To be done:
Which lines below hold the word "Kroupa"? Copy all of them.

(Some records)
══════════════════════════════
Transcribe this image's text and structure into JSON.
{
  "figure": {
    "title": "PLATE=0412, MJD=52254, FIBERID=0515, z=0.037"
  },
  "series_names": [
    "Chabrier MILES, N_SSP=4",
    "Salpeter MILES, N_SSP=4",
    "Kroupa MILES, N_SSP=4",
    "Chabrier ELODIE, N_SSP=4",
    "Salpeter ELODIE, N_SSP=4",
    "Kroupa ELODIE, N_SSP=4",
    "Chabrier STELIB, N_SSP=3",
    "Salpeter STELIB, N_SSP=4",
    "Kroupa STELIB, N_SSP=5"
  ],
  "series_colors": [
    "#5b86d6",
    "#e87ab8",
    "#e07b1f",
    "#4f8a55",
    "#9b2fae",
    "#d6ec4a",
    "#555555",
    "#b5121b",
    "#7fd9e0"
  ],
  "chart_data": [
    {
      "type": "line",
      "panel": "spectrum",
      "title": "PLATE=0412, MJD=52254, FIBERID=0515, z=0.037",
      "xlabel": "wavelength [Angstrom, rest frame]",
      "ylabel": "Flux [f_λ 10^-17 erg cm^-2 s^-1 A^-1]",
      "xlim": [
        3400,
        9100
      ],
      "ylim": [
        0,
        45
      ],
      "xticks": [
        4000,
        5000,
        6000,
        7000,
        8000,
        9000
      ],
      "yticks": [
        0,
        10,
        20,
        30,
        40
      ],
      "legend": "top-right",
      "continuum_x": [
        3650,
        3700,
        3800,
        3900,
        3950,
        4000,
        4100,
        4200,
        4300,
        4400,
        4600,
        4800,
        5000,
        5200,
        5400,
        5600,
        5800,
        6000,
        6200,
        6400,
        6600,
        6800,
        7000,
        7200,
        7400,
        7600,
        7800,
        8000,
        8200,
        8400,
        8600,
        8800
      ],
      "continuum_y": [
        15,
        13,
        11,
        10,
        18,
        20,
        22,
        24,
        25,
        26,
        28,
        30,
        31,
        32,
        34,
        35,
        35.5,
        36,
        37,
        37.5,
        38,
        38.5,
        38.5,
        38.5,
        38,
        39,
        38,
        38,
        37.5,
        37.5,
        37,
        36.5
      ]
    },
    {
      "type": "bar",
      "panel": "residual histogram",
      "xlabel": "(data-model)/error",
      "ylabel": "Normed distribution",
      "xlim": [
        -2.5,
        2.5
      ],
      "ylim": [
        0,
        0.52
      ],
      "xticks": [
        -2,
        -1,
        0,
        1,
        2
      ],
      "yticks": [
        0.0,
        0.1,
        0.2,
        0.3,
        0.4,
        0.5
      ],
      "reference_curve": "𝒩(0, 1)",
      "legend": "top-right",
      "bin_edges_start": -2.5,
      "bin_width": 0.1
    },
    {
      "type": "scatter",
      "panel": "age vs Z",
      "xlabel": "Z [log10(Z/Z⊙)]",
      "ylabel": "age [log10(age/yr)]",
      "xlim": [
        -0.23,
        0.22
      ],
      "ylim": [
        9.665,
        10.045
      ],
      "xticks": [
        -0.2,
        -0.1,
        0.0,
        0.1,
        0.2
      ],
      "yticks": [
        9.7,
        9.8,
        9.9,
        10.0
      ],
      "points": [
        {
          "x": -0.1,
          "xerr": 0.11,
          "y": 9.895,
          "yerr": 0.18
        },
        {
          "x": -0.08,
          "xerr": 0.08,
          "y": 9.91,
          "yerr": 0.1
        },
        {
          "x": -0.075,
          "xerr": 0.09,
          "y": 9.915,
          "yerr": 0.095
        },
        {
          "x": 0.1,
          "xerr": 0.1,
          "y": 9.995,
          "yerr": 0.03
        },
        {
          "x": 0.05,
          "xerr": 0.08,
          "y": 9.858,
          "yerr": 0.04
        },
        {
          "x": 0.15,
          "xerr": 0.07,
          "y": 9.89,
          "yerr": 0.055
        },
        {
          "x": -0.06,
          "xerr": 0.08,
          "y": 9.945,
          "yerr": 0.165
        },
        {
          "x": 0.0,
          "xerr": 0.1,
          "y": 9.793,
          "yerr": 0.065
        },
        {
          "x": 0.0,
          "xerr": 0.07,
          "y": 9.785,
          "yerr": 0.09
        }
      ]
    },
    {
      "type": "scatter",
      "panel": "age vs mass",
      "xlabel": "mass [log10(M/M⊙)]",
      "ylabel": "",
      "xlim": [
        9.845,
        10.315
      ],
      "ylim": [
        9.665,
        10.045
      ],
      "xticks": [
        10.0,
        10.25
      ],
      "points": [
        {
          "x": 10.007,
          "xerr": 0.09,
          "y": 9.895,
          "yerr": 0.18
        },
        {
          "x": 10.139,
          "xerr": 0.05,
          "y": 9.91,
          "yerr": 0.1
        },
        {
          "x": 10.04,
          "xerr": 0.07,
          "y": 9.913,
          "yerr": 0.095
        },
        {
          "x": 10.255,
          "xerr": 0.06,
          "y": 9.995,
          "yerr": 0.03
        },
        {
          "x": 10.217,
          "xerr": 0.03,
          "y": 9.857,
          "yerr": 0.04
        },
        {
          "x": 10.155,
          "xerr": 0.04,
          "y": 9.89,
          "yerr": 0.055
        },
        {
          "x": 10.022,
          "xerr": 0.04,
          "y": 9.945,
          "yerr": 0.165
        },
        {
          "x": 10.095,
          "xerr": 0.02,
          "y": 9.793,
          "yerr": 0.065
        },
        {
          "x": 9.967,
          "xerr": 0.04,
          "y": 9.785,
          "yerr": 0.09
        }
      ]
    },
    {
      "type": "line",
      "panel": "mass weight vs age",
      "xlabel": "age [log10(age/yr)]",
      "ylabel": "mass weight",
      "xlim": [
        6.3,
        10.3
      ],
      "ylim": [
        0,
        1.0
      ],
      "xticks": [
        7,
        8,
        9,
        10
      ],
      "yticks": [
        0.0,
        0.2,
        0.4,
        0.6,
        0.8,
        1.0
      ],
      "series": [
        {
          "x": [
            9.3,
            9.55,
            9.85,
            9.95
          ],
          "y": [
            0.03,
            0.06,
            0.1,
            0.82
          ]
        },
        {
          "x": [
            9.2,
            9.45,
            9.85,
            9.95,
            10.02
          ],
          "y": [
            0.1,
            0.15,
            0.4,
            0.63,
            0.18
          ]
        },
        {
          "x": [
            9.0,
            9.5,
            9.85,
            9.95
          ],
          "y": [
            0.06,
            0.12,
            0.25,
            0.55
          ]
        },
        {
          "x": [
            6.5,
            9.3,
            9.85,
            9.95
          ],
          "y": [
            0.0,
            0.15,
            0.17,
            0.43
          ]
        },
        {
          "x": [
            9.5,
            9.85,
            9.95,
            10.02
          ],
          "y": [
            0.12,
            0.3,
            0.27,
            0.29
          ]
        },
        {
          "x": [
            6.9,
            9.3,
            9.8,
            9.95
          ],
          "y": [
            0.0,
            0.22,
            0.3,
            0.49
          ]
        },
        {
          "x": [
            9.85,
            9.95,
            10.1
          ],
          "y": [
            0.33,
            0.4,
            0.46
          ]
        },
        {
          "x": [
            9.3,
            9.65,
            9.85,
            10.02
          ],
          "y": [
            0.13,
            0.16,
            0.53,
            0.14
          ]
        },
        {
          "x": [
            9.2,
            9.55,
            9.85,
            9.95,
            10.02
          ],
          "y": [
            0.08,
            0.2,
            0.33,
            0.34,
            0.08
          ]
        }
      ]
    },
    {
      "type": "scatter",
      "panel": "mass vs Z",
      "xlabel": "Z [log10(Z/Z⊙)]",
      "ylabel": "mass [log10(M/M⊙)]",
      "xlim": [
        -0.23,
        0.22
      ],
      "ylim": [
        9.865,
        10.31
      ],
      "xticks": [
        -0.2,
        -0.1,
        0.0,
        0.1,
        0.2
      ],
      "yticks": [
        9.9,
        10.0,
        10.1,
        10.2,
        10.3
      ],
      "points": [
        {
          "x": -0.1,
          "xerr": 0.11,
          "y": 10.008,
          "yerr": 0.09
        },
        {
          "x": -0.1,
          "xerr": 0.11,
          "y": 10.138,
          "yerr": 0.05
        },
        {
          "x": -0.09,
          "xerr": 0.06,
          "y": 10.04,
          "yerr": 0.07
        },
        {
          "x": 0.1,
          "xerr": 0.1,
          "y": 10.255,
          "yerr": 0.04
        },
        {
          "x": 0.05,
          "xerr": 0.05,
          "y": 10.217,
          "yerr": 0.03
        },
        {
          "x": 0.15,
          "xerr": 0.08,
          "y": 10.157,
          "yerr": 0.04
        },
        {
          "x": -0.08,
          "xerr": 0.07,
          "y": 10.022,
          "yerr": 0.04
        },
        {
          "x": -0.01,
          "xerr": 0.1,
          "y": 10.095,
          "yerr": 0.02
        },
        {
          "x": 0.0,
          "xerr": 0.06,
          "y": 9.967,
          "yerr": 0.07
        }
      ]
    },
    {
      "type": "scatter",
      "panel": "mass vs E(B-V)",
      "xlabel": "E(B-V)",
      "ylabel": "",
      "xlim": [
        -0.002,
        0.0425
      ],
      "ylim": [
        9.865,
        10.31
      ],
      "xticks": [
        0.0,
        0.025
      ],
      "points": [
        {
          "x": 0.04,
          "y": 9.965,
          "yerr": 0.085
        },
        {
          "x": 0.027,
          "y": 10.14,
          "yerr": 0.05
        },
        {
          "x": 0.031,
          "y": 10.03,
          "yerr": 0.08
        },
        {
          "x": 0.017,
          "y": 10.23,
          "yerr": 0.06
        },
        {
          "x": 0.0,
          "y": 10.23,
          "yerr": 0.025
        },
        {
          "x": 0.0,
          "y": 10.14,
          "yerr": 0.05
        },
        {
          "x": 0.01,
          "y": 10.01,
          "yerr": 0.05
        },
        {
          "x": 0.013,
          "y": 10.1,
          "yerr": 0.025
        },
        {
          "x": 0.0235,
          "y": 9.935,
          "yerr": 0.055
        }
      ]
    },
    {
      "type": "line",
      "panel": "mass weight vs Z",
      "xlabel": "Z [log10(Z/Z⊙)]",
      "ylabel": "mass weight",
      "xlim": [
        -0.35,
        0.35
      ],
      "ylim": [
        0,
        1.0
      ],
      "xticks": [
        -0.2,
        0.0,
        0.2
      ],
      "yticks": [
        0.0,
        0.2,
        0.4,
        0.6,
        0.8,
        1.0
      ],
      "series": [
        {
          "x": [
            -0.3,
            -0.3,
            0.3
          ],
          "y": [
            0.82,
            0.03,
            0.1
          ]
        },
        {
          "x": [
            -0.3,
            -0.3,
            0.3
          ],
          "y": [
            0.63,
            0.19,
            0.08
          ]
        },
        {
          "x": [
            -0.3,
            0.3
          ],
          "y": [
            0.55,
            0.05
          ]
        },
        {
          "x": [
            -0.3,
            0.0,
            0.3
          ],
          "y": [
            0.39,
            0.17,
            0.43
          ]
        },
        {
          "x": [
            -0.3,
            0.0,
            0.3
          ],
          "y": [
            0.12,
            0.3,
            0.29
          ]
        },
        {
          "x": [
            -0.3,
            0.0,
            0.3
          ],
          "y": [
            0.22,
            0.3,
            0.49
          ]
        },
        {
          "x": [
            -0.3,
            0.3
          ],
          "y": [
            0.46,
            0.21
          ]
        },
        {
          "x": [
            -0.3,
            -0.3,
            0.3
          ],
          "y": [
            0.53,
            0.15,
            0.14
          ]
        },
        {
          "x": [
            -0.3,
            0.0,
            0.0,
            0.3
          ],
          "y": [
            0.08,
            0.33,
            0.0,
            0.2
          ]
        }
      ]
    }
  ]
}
══════════════════════════════
Complete answer:
    "Kroupa MILES, N_SSP=4",
    "Kroupa ELODIE, N_SSP=4",
    "Kroupa STELIB, N_SSP=5"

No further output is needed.